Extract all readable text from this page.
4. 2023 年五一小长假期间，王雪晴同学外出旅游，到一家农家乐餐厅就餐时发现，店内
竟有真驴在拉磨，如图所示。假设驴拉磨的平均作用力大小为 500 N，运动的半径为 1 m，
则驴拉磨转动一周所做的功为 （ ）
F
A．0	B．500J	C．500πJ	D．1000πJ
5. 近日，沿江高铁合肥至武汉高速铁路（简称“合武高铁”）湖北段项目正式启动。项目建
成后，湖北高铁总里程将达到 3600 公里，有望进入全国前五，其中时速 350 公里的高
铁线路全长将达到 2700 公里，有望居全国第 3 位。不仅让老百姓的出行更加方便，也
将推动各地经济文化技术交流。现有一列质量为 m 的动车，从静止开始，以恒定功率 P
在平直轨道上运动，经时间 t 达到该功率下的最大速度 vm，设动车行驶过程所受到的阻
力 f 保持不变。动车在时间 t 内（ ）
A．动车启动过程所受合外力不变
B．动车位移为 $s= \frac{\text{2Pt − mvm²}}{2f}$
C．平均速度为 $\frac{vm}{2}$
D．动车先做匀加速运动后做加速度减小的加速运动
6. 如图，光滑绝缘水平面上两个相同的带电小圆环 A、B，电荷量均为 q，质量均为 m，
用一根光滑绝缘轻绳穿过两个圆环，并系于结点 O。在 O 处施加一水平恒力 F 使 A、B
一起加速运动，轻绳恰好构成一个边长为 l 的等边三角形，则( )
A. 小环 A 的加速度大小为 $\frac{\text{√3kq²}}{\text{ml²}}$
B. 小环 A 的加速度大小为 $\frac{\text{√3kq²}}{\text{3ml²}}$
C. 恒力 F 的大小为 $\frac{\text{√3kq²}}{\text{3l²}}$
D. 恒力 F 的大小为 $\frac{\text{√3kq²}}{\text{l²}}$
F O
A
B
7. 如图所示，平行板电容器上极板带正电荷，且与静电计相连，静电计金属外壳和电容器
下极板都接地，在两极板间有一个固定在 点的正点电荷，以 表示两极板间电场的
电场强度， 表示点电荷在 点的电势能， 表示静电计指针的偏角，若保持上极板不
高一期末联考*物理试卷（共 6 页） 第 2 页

Written task: Return all of the entries word for word.

Response below:
Extract all readable text from this page.
4. 2023 年五一小长假期间，王雪晴同学外出旅游，到一家农家乐餐厅就餐时发现，店内
竟有真驴在拉磨，如图所示。假设驴拉磨的平均作用力大小为 500 N，运动的半径为 1 m，
则驴拉磨转动一周所做的功为 （ ）
F
A．0	B．500J	C．500πJ	D．1000πJ
5. 近日，沿江高铁合肥至武汉高速铁路（简称“合武高铁”）湖北段项目正式启动。项目建
成后，湖北高铁总里程将达到 3600 公里，有望进入全国前五，其中时速 350 公里的高
铁线路全长将达到 2700 公里，有望居全国第 3 位。不仅让老百姓的出行更加方便，也
将推动各地经济文化技术交流。现有一列质量为 m 的动车，从静止开始，以恒定功率 P
在平直轨道上运动，经时间 t 达到该功率下的最大速度 vm，设动车行驶过程所受到的阻
力 f 保持不变。动车在时间 t 内（ ）
A．动车启动过程所受合外力不变
B．动车位移为 $s= \frac{\text{2Pt − mvm²}}{2f}$
C．平均速度为 $\frac{vm}{2}$
D．动车先做匀加速运动后做加速度减小的加速运动
6. 如图，光滑绝缘水平面上两个相同的带电小圆环 A、B，电荷量均为 q，质量均为 m，
用一根光滑绝缘轻绳穿过两个圆环，并系于结点 O。在 O 处施加一水平恒力 F 使 A、B
一起加速运动，轻绳恰好构成一个边长为 l 的等边三角形，则( )
A. 小环 A 的加速度大小为 $\frac{\text{√3kq²}}{\text{ml²}}$
B. 小环 A 的加速度大小为 $\frac{\text{√3kq²}}{\text{3ml²}}$
C. 恒力 F 的大小为 $\frac{\text{√3kq²}}{\text{3l²}}$
D. 恒力 F 的大小为 $\frac{\text{√3kq²}}{\text{l²}}$
F O
A
B
7. 如图所示，平行板电容器上极板带正电荷，且与静电计相连，静电计金属外壳和电容器
下极板都接地，在两极板间有一个固定在 点的正点电荷，以 表示两极板间电场的
电场强度， 表示点电荷在 点的电势能， 表示静电计指针的偏角，若保持上极板不
高一期末联考*物理试卷（共 6 页） 第 2 页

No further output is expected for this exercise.